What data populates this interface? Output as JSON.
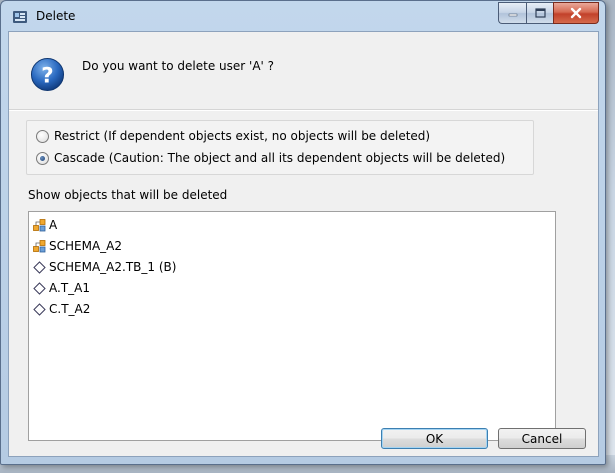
{
  "window": {
    "title": "Delete"
  },
  "dialog": {
    "question": "Do you want to delete user 'A' ?",
    "options": [
      {
        "label": "Restrict (If dependent objects exist, no objects will be deleted)",
        "selected": false
      },
      {
        "label": "Cascade (Caution: The object and all its dependent objects will be deleted)",
        "selected": true
      }
    ],
    "list_label": "Show objects that will be deleted",
    "objects": [
      {
        "label": "A",
        "icon": "schema-icon"
      },
      {
        "label": "SCHEMA_A2",
        "icon": "schema-icon"
      },
      {
        "label": "SCHEMA_A2.TB_1 (B)",
        "icon": "diamond-icon"
      },
      {
        "label": "A.T_A1",
        "icon": "diamond-icon"
      },
      {
        "label": "C.T_A2",
        "icon": "diamond-icon"
      }
    ]
  },
  "buttons": {
    "ok": "OK",
    "cancel": "Cancel"
  },
  "colors": {
    "accent": "#3c7fb1",
    "close": "#c2412a",
    "question_icon": "#1f5fb4"
  }
}
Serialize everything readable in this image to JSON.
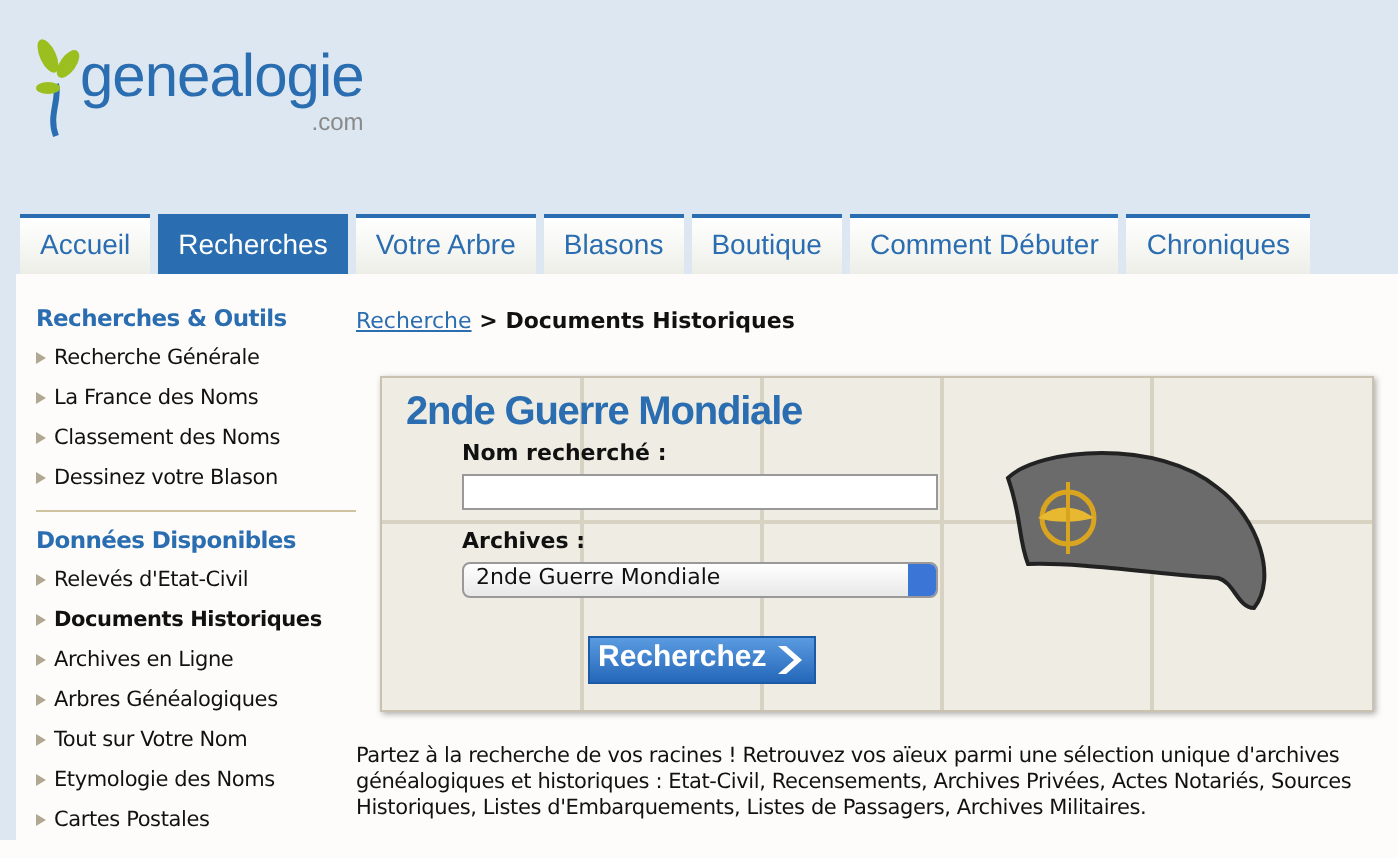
{
  "logo": {
    "name": "genealogie",
    "suffix": ".com"
  },
  "tabs": [
    {
      "label": "Accueil",
      "selected": false
    },
    {
      "label": "Recherches",
      "selected": true
    },
    {
      "label": "Votre Arbre",
      "selected": false
    },
    {
      "label": "Blasons",
      "selected": false
    },
    {
      "label": "Boutique",
      "selected": false
    },
    {
      "label": "Comment Débuter",
      "selected": false
    },
    {
      "label": "Chroniques",
      "selected": false
    }
  ],
  "sidebar": {
    "sections": [
      {
        "title": "Recherches & Outils",
        "items": [
          {
            "label": "Recherche Générale",
            "selected": false
          },
          {
            "label": "La France des Noms",
            "selected": false
          },
          {
            "label": "Classement des Noms",
            "selected": false
          },
          {
            "label": "Dessinez votre Blason",
            "selected": false
          }
        ]
      },
      {
        "title": "Données Disponibles",
        "items": [
          {
            "label": "Relevés d'Etat-Civil",
            "selected": false
          },
          {
            "label": "Documents Historiques",
            "selected": true
          },
          {
            "label": "Archives en Ligne",
            "selected": false
          },
          {
            "label": "Arbres Généalogiques",
            "selected": false
          },
          {
            "label": "Tout sur Votre Nom",
            "selected": false
          },
          {
            "label": "Etymologie des Noms",
            "selected": false
          },
          {
            "label": "Cartes Postales",
            "selected": false
          }
        ]
      }
    ]
  },
  "breadcrumb": {
    "link": "Recherche",
    "separator": ">",
    "current": "Documents Historiques"
  },
  "search_form": {
    "title": "2nde Guerre Mondiale",
    "name_label": "Nom recherché :",
    "archives_label": "Archives :",
    "archives_value": "2nde Guerre Mondiale",
    "submit": "Recherchez"
  },
  "description": "Partez à la recherche de vos racines ! Retrouvez vos aïeux parmi une sélection unique d'archives généalogiques et historiques : Etat-Civil, Recensements, Archives Privées, Actes Notariés, Sources Historiques, Listes d'Embarquements, Listes de Passagers, Archives Militaires."
}
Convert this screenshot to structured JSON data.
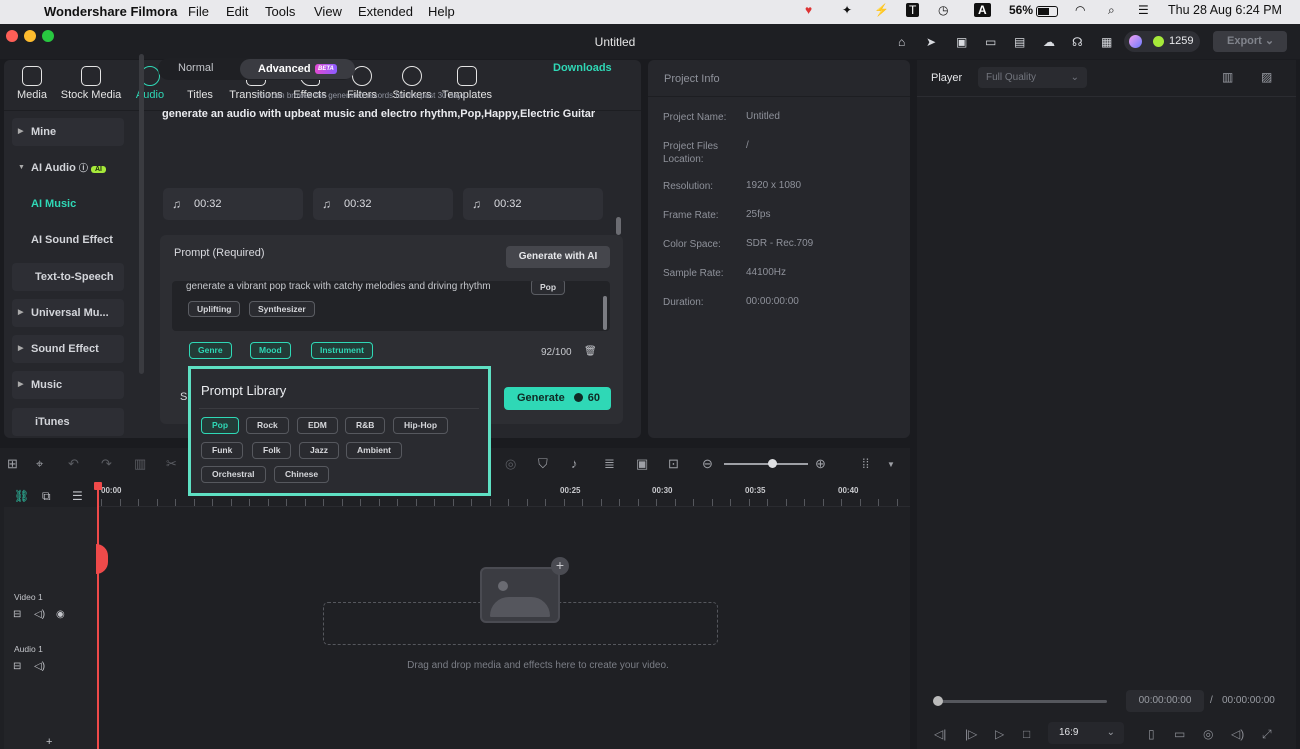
{
  "menubar": {
    "app_name": "Wondershare Filmora",
    "items": [
      "File",
      "Edit",
      "Tools",
      "View",
      "Extended",
      "Help"
    ],
    "battery": "56%",
    "datetime": "Thu 28 Aug  6:24 PM"
  },
  "window": {
    "title": "Untitled",
    "credits": "1259",
    "export_label": "Export"
  },
  "tabs": [
    {
      "label": "Media",
      "icon": "media-icon"
    },
    {
      "label": "Stock Media",
      "icon": "stock-media-icon"
    },
    {
      "label": "Audio",
      "icon": "audio-icon",
      "active": true
    },
    {
      "label": "Titles",
      "icon": "titles-icon"
    },
    {
      "label": "Transitions",
      "icon": "transitions-icon"
    },
    {
      "label": "Effects",
      "icon": "effects-icon"
    },
    {
      "label": "Filters",
      "icon": "filters-icon"
    },
    {
      "label": "Stickers",
      "icon": "stickers-icon"
    },
    {
      "label": "Templates",
      "icon": "templates-icon"
    }
  ],
  "sidebar": {
    "mine": "Mine",
    "ai_audio": "AI Audio",
    "ai_badge": "AI",
    "ai_music": "AI Music",
    "ai_sound_effect": "AI Sound Effect",
    "tts": "Text-to-Speech",
    "universal": "Universal Mu...",
    "sound_effect": "Sound Effect",
    "music": "Music",
    "itunes": "iTunes"
  },
  "ai_music": {
    "mode_normal": "Normal",
    "mode_advanced": "Advanced",
    "beta": "BETA",
    "downloads": "Downloads",
    "browse_note": "You can browse the generated records for the past 30 days.",
    "record_title": "generate an audio with upbeat music and electro rhythm,Pop,Happy,Electric Guitar",
    "tracks": [
      "00:32",
      "00:32",
      "00:32"
    ],
    "prompt_label": "Prompt (Required)",
    "generate_with_ai": "Generate with AI",
    "prompt_text": "generate a vibrant pop track with catchy melodies and driving rhythm",
    "prompt_tags": [
      "Pop",
      "Uplifting",
      "Synthesizer"
    ],
    "category_tags": [
      "Genre",
      "Mood",
      "Instrument"
    ],
    "char_count": "92/100",
    "generate_label": "Generate",
    "generate_cost": "60",
    "hidden_fragment": "S"
  },
  "prompt_library": {
    "title": "Prompt Library",
    "chips": [
      "Pop",
      "Rock",
      "EDM",
      "R&B",
      "Hip-Hop",
      "Funk",
      "Folk",
      "Jazz",
      "Ambient",
      "Orchestral",
      "Chinese"
    ],
    "selected": "Pop"
  },
  "project_info": {
    "header": "Project Info",
    "rows": [
      {
        "key": "Project Name:",
        "value": "Untitled"
      },
      {
        "key": "Project Files Location:",
        "value": "/"
      },
      {
        "key": "Resolution:",
        "value": "1920 x 1080"
      },
      {
        "key": "Frame Rate:",
        "value": "25fps"
      },
      {
        "key": "Color Space:",
        "value": "SDR - Rec.709"
      },
      {
        "key": "Sample Rate:",
        "value": "44100Hz"
      },
      {
        "key": "Duration:",
        "value": "00:00:00:00"
      }
    ]
  },
  "player": {
    "label": "Player",
    "quality": "Full Quality",
    "current_time": "00:00:00:00",
    "separator": "/",
    "total_time": "00:00:00:00",
    "aspect_ratio": "16:9"
  },
  "timeline": {
    "ruler_labels": [
      "00:00",
      "00:25",
      "00:30",
      "00:35",
      "00:40"
    ],
    "tracks": [
      "Video 1",
      "Audio 1"
    ],
    "drop_hint": "Drag and drop media and effects here to create your video."
  },
  "colors": {
    "accent": "#2fd8b6",
    "playhead": "#ef4a4a",
    "highlight_border": "#5ee0c3"
  }
}
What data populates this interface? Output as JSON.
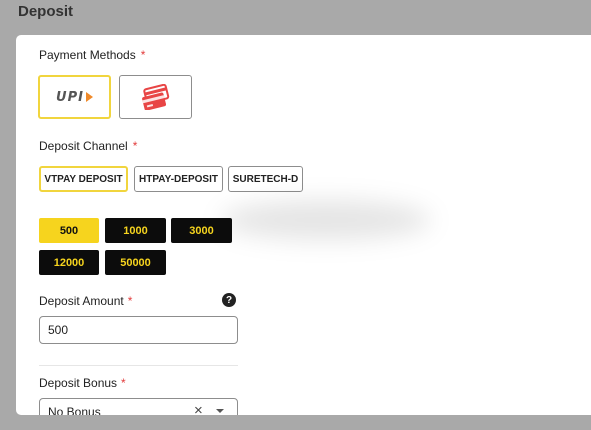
{
  "page": {
    "title": "Deposit"
  },
  "payment_methods": {
    "label": "Payment Methods",
    "required_mark": "*",
    "options": [
      {
        "name": "UPI",
        "logo_text": "UPI",
        "selected": true
      },
      {
        "name": "Card",
        "icon": "credit-card-icon",
        "selected": false
      }
    ]
  },
  "deposit_channel": {
    "label": "Deposit Channel",
    "required_mark": "*",
    "options": [
      {
        "label": "VTPAY DEPOSIT",
        "selected": true
      },
      {
        "label": "HTPAY-DEPOSIT",
        "selected": false
      },
      {
        "label": "SURETECH-D",
        "selected": false
      }
    ]
  },
  "quick_amounts": {
    "options": [
      {
        "label": "500",
        "selected": true
      },
      {
        "label": "1000",
        "selected": false
      },
      {
        "label": "3000",
        "selected": false
      },
      {
        "label": "12000",
        "selected": false
      },
      {
        "label": "50000",
        "selected": false
      }
    ]
  },
  "deposit_amount": {
    "label": "Deposit Amount",
    "required_mark": "*",
    "value": "500",
    "help_icon": "question-circle-icon",
    "help_glyph": "?"
  },
  "deposit_bonus": {
    "label": "Deposit Bonus",
    "required_mark": "*",
    "value": "No Bonus",
    "clear_glyph": "×"
  },
  "colors": {
    "accent_yellow": "#f6d41e",
    "chip_black": "#0c0c0c",
    "required_red": "#e23b3b",
    "overlay_gray": "#a9a9a9"
  }
}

○ ○ ○ ○ ○ ○ ○

Search the material above for "Noms". Pull out each line where it shows up.

            "label": "La France des Noms",
            "label": "Classement des Noms",
            "label": "Etymologie des Noms",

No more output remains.